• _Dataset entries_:
########################################

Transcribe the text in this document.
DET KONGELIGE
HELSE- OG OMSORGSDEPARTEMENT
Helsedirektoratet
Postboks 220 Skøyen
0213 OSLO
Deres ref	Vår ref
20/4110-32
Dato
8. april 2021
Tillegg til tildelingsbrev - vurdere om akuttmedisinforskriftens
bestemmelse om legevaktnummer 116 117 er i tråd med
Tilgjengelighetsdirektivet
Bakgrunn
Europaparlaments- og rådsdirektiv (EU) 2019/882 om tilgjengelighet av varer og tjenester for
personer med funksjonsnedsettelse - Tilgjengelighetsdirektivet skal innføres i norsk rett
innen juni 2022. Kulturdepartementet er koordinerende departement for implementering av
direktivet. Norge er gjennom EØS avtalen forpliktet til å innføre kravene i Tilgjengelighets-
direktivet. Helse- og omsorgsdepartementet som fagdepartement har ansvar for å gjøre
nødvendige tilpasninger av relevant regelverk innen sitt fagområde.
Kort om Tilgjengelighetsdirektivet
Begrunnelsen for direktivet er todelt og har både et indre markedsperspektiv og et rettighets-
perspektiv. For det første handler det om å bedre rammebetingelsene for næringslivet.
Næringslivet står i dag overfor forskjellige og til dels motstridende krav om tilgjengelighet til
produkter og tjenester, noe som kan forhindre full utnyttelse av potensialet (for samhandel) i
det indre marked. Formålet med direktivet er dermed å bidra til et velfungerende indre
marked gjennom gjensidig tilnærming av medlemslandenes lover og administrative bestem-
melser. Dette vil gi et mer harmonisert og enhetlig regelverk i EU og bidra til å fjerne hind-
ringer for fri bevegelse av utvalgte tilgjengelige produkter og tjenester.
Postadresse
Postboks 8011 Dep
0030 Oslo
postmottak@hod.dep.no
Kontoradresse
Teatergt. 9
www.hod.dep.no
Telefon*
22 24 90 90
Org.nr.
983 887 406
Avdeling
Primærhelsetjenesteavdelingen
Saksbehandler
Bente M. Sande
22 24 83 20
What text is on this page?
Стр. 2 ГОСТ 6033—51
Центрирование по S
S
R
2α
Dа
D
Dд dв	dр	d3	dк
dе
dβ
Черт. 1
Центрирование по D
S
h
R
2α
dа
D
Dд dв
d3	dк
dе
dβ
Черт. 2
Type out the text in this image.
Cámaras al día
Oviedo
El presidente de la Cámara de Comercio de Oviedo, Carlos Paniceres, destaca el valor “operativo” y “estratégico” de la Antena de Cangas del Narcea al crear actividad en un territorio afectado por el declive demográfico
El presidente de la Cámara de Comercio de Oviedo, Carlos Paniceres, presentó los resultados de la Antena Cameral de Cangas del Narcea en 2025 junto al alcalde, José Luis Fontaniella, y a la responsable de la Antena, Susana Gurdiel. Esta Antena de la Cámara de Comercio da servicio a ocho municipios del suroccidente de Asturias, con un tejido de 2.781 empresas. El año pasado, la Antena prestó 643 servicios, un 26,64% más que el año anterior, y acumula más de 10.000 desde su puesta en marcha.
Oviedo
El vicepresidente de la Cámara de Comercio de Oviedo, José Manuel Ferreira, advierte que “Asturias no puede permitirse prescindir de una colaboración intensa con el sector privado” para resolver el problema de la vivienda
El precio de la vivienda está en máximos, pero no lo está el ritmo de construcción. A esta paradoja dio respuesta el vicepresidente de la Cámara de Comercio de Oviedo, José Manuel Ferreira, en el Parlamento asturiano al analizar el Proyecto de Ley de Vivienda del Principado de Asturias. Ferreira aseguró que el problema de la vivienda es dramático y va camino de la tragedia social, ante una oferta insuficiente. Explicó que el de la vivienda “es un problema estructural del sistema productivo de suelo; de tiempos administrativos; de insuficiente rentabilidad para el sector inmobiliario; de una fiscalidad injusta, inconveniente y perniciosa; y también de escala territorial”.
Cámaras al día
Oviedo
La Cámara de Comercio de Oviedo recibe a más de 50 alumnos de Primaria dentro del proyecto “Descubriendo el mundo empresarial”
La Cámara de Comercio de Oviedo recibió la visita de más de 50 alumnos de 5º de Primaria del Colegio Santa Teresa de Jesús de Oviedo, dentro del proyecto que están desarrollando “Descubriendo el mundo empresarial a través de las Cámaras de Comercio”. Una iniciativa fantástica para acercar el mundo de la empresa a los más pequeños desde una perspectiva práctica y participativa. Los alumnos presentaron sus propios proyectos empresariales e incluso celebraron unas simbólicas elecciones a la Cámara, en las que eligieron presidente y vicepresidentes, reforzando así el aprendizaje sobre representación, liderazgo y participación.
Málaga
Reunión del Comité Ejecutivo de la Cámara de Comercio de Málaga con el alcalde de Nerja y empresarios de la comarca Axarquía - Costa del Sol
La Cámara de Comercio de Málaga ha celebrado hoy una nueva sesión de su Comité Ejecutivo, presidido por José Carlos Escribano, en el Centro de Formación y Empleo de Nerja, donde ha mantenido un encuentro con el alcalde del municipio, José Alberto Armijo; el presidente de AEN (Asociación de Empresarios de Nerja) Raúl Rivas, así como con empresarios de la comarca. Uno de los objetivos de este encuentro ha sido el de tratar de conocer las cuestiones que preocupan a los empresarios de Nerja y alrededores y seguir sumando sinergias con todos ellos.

########################################

• _Exercise_:
Copy every line above that holds the word "Cangas".

• _Written solution_:
El presidente de la Cámara de Comercio de Oviedo, Carlos Paniceres, destaca el valor “operativo” y “estratégico” de la Antena de Cangas del Narcea al crear actividad en un territorio afectado por el declive demográfico
El presidente de la Cámara de Comercio de Oviedo, Carlos Paniceres, presentó los resultados de la Antena Cameral de Cangas del Narcea en 2025 junto al alcalde, José Luis Fontaniella, y a la responsable de la Antena, Susana Gurdiel. Esta Antena de la Cámara de Comercio da servicio a ocho municipios del suroccidente de Asturias, con un tejido de 2.781 empresas. El año pasado, la Antena prestó 643 servicios, un 26,64% más que el año anterior, y acumula más de 10.000 desde su puesta en marcha.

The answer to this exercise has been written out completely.